_Set task:_
Type the records out again in full, exactly.

_Listed records:_

******

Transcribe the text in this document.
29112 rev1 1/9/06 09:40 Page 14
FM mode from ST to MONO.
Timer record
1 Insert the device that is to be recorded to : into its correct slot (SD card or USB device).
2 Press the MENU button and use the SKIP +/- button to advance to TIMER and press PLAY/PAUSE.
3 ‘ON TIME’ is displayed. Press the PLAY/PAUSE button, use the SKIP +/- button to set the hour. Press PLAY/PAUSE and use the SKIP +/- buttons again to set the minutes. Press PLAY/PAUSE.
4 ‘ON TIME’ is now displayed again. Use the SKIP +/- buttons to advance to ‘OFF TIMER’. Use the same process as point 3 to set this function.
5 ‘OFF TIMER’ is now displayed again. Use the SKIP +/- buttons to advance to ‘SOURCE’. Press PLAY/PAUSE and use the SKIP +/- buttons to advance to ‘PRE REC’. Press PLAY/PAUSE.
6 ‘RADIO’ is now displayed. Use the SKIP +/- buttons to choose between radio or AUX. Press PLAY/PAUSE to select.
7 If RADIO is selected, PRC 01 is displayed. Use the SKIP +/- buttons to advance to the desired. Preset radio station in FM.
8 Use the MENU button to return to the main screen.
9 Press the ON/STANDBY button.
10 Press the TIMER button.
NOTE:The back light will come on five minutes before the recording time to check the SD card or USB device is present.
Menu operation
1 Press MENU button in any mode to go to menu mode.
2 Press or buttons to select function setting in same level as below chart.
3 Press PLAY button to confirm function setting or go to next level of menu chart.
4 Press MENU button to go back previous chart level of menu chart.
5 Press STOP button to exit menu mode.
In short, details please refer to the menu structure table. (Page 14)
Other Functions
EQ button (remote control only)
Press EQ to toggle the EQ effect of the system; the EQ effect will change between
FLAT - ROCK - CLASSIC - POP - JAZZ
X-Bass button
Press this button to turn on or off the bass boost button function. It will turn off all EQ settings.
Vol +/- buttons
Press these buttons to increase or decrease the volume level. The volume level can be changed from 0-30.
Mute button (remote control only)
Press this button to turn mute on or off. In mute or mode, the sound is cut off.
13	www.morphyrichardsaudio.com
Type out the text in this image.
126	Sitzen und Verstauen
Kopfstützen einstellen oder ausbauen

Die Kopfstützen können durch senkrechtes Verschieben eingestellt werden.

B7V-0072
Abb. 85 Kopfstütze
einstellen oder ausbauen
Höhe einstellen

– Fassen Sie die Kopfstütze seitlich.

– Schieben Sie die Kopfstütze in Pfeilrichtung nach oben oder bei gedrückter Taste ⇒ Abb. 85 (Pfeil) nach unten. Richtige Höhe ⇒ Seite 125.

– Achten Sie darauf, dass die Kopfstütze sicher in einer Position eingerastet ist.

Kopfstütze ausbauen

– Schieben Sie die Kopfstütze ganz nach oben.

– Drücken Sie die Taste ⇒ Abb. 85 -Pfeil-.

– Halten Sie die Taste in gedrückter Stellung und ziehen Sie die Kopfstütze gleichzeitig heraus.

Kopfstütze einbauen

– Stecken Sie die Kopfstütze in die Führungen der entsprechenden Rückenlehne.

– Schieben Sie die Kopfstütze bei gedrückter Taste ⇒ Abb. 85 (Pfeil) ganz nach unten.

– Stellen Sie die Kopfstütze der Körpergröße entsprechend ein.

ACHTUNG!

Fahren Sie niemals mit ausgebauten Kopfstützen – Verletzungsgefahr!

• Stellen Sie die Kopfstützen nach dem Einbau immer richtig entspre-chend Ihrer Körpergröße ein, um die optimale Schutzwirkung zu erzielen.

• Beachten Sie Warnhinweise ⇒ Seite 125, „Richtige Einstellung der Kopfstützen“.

******

_Expected answer:_
Transcribe the text in this document.
29112 rev1 1/9/06 09:40 Page 14
FM mode from ST to MONO.
Timer record
1 Insert the device that is to be recorded to : into its correct slot (SD card or USB device).
2 Press the MENU button and use the SKIP +/- button to advance to TIMER and press PLAY/PAUSE.
3 ‘ON TIME’ is displayed. Press the PLAY/PAUSE button, use the SKIP +/- button to set the hour. Press PLAY/PAUSE and use the SKIP +/- buttons again to set the minutes. Press PLAY/PAUSE.
4 ‘ON TIME’ is now displayed again. Use the SKIP +/- buttons to advance to ‘OFF TIMER’. Use the same process as point 3 to set this function.
5 ‘OFF TIMER’ is now displayed again. Use the SKIP +/- buttons to advance to ‘SOURCE’. Press PLAY/PAUSE and use the SKIP +/- buttons to advance to ‘PRE REC’. Press PLAY/PAUSE.
6 ‘RADIO’ is now displayed. Use the SKIP +/- buttons to choose between radio or AUX. Press PLAY/PAUSE to select.
7 If RADIO is selected, PRC 01 is displayed. Use the SKIP +/- buttons to advance to the desired. Preset radio station in FM.
8 Use the MENU button to return to the main screen.
9 Press the ON/STANDBY button.
10 Press the TIMER button.
NOTE:The back light will come on five minutes before the recording time to check the SD card or USB device is present.
Menu operation
1 Press MENU button in any mode to go to menu mode.
2 Press or buttons to select function setting in same level as below chart.
3 Press PLAY button to confirm function setting or go to next level of menu chart.
4 Press MENU button to go back previous chart level of menu chart.
5 Press STOP button to exit menu mode.
In short, details please refer to the menu structure table. (Page 14)
Other Functions
EQ button (remote control only)
Press EQ to toggle the EQ effect of the system; the EQ effect will change between
FLAT - ROCK - CLASSIC - POP - JAZZ
X-Bass button
Press this button to turn on or off the bass boost button function. It will turn off all EQ settings.
Vol +/- buttons
Press these buttons to increase or decrease the volume level. The volume level can be changed from 0-30.
Mute button (remote control only)
Press this button to turn mute on or off. In mute or mode, the sound is cut off.
13	www.morphyrichardsaudio.com
Type out the text in this image.
126	Sitzen und Verstauen
Kopfstützen einstellen oder ausbauen

Die Kopfstützen können durch senkrechtes Verschieben eingestellt werden.

B7V-0072
Abb. 85 Kopfstütze
einstellen oder ausbauen
Höhe einstellen

– Fassen Sie die Kopfstütze seitlich.

– Schieben Sie die Kopfstütze in Pfeilrichtung nach oben oder bei gedrückter Taste ⇒ Abb. 85 (Pfeil) nach unten. Richtige Höhe ⇒ Seite 125.

– Achten Sie darauf, dass die Kopfstütze sicher in einer Position eingerastet ist.

Kopfstütze ausbauen

– Schieben Sie die Kopfstütze ganz nach oben.

– Drücken Sie die Taste ⇒ Abb. 85 -Pfeil-.

– Halten Sie die Taste in gedrückter Stellung und ziehen Sie die Kopfstütze gleichzeitig heraus.

Kopfstütze einbauen

– Stecken Sie die Kopfstütze in die Führungen der entsprechenden Rückenlehne.

– Schieben Sie die Kopfstütze bei gedrückter Taste ⇒ Abb. 85 (Pfeil) ganz nach unten.

– Stellen Sie die Kopfstütze der Körpergröße entsprechend ein.

ACHTUNG!

Fahren Sie niemals mit ausgebauten Kopfstützen – Verletzungsgefahr!

• Stellen Sie die Kopfstützen nach dem Einbau immer richtig entspre-chend Ihrer Körpergröße ein, um die optimale Schutzwirkung zu erzielen.

• Beachten Sie Warnhinweise ⇒ Seite 125, „Richtige Einstellung der Kopfstützen“.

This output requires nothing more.